Problem description: Below are some records; give them all again exactly, but not the pictures.

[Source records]
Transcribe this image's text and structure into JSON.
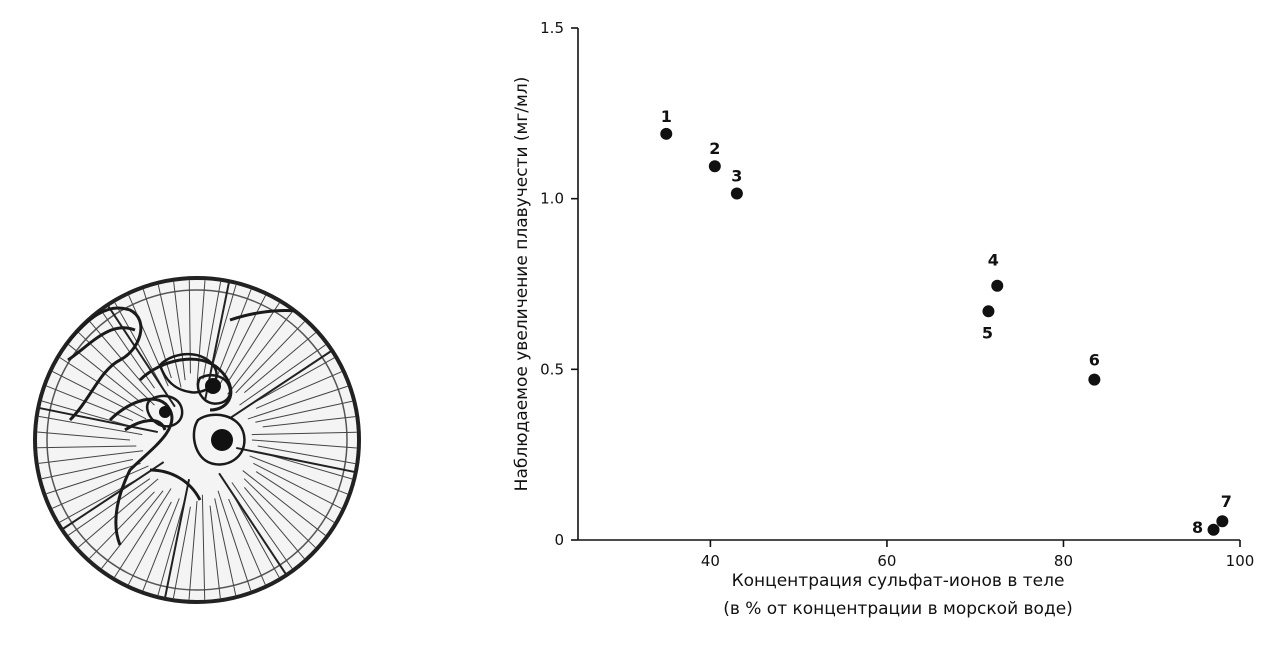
{
  "chart_data": {
    "type": "scatter",
    "x_axis": {
      "label_line1": "Концентрация сульфат-ионов в теле",
      "label_line2": "(в % от концентрации в морской воде)",
      "range": [
        25,
        100
      ],
      "ticks": [
        40,
        60,
        80,
        100
      ]
    },
    "y_axis": {
      "label": "Наблюдаемое увеличение плавучести (мг/мл)",
      "range": [
        0,
        1.5
      ],
      "ticks": [
        {
          "value": 0,
          "label": "0"
        },
        {
          "value": 0.5,
          "label": "0.5"
        },
        {
          "value": 1.0,
          "label": "1.0"
        },
        {
          "value": 1.5,
          "label": "1.5"
        }
      ]
    },
    "grid": false,
    "legend": "none",
    "points": [
      {
        "label": "1",
        "x": 35,
        "y": 1.19
      },
      {
        "label": "2",
        "x": 40.5,
        "y": 1.095
      },
      {
        "label": "3",
        "x": 43,
        "y": 1.015
      },
      {
        "label": "4",
        "x": 72.5,
        "y": 0.745
      },
      {
        "label": "5",
        "x": 71.5,
        "y": 0.67
      },
      {
        "label": "6",
        "x": 83.5,
        "y": 0.47
      },
      {
        "label": "7",
        "x": 98,
        "y": 0.055
      },
      {
        "label": "8",
        "x": 97,
        "y": 0.03
      }
    ],
    "colors": {
      "ink": "#111111",
      "background": "#ffffff"
    }
  },
  "illustration": {
    "icon": "jellyfish-illustration"
  }
}
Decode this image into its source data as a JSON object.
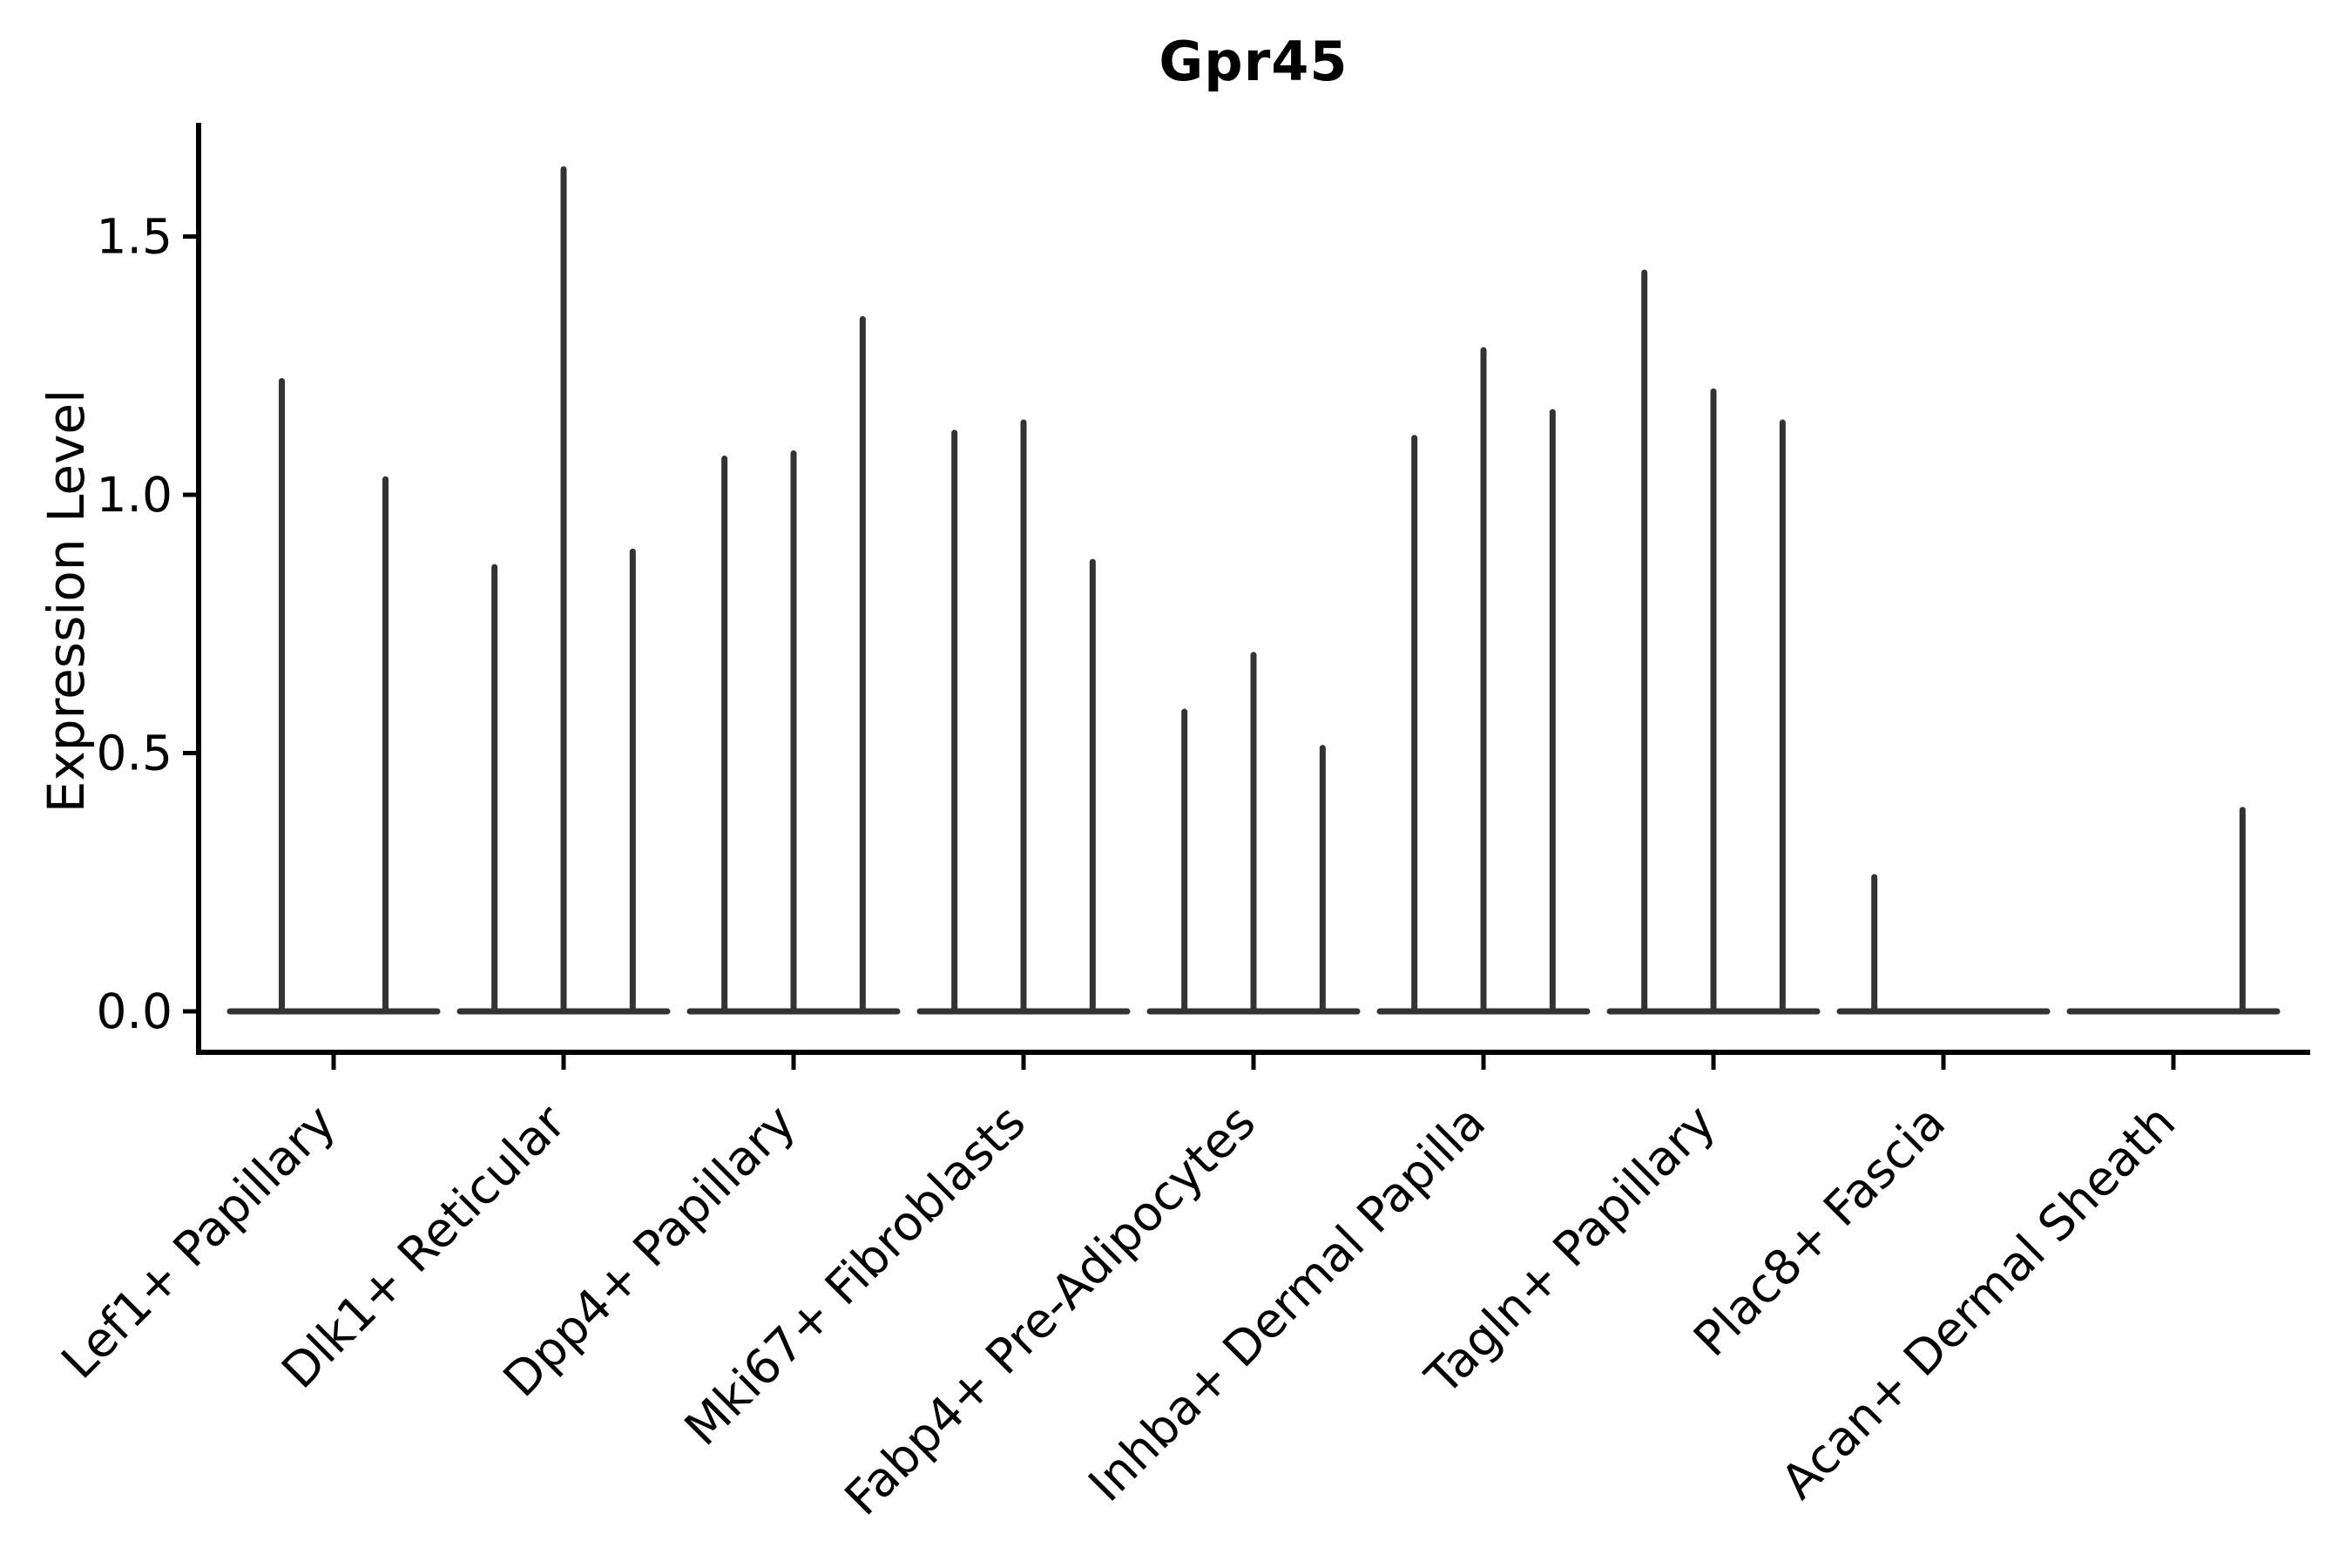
{
  "chart_data": {
    "type": "violin",
    "title": "Gpr45",
    "ylabel": "Expression Level",
    "xlabel": "",
    "yticks": [
      "0.0",
      "0.5",
      "1.0",
      "1.5"
    ],
    "ytick_values": [
      0.0,
      0.5,
      1.0,
      1.5
    ],
    "ylim": [
      -0.08,
      1.72
    ],
    "grid": false,
    "legend": false,
    "violin_color": "#333333",
    "axis_color": "#000000",
    "categories": [
      {
        "label": "Lef1+ Papillary",
        "violins": [
          1.22,
          1.03
        ]
      },
      {
        "label": "Dlk1+ Reticular",
        "violins": [
          0.86,
          1.63,
          0.89
        ]
      },
      {
        "label": "Dpp4+ Papillary",
        "violins": [
          1.07,
          1.08,
          1.34
        ]
      },
      {
        "label": "Mki67+ Fibroblasts",
        "violins": [
          1.12,
          1.14,
          0.87
        ]
      },
      {
        "label": "Fabp4+ Pre-Adipocytes",
        "violins": [
          0.58,
          0.69,
          0.51
        ]
      },
      {
        "label": "Inhba+ Dermal Papilla",
        "violins": [
          1.11,
          1.28,
          1.16
        ]
      },
      {
        "label": "Tagln+ Papillary",
        "violins": [
          1.43,
          1.2,
          1.14
        ]
      },
      {
        "label": "Plac8+ Fascia",
        "violins": [
          0.26,
          0.0,
          0.0
        ]
      },
      {
        "label": "Acan+ Dermal Sheath",
        "violins": [
          0.0,
          0.0,
          0.39
        ]
      }
    ]
  }
}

Worked answer:
Transcribe this image's text and structure into JSON.
{
  "chart_data": {
    "type": "scatter",
    "x_axis": {
      "label_line1": "Концентрация сульфат-ионов в теле",
      "label_line2": "(в % от концентрации в морской воде)",
      "range": [
        25,
        100
      ],
      "ticks": [
        40,
        60,
        80,
        100
      ]
    },
    "y_axis": {
      "label": "Наблюдаемое увеличение плавучести (мг/мл)",
      "range": [
        0,
        1.5
      ],
      "ticks": [
        {
          "value": 0,
          "label": "0"
        },
        {
          "value": 0.5,
          "label": "0.5"
        },
        {
          "value": 1.0,
          "label": "1.0"
        },
        {
          "value": 1.5,
          "label": "1.5"
        }
      ]
    },
    "grid": false,
    "legend": "none",
    "points": [
      {
        "label": "1",
        "x": 35,
        "y": 1.19
      },
      {
        "label": "2",
        "x": 40.5,
        "y": 1.095
      },
      {
        "label": "3",
        "x": 43,
        "y": 1.015
      },
      {
        "label": "4",
        "x": 72.5,
        "y": 0.745
      },
      {
        "label": "5",
        "x": 71.5,
        "y": 0.67
      },
      {
        "label": "6",
        "x": 83.5,
        "y": 0.47
      },
      {
        "label": "7",
        "x": 98,
        "y": 0.055
      },
      {
        "label": "8",
        "x": 97,
        "y": 0.03
      }
    ],
    "colors": {
      "ink": "#111111",
      "background": "#ffffff"
    }
  },
  "illustration": {
    "icon": "jellyfish-illustration"
  }
}
Decode this image into its source data as a JSON object.
{
  "chart_data": {
    "type": "violin",
    "title": "Gpr45",
    "ylabel": "Expression Level",
    "xlabel": "",
    "yticks": [
      "0.0",
      "0.5",
      "1.0",
      "1.5"
    ],
    "ytick_values": [
      0.0,
      0.5,
      1.0,
      1.5
    ],
    "ylim": [
      -0.08,
      1.72
    ],
    "grid": false,
    "legend": false,
    "violin_color": "#333333",
    "axis_color": "#000000",
    "categories": [
      {
        "label": "Lef1+ Papillary",
        "violins": [
          1.22,
          1.03
        ]
      },
      {
        "label": "Dlk1+ Reticular",
        "violins": [
          0.86,
          1.63,
          0.89
        ]
      },
      {
        "label": "Dpp4+ Papillary",
        "violins": [
          1.07,
          1.08,
          1.34
        ]
      },
      {
        "label": "Mki67+ Fibroblasts",
        "violins": [
          1.12,
          1.14,
          0.87
        ]
      },
      {
        "label": "Fabp4+ Pre-Adipocytes",
        "violins": [
          0.58,
          0.69,
          0.51
        ]
      },
      {
        "label": "Inhba+ Dermal Papilla",
        "violins": [
          1.11,
          1.28,
          1.16
        ]
      },
      {
        "label": "Tagln+ Papillary",
        "violins": [
          1.43,
          1.2,
          1.14
        ]
      },
      {
        "label": "Plac8+ Fascia",
        "violins": [
          0.26,
          0.0,
          0.0
        ]
      },
      {
        "label": "Acan+ Dermal Sheath",
        "violins": [
          0.0,
          0.0,
          0.39
        ]
      }
    ]
  }
}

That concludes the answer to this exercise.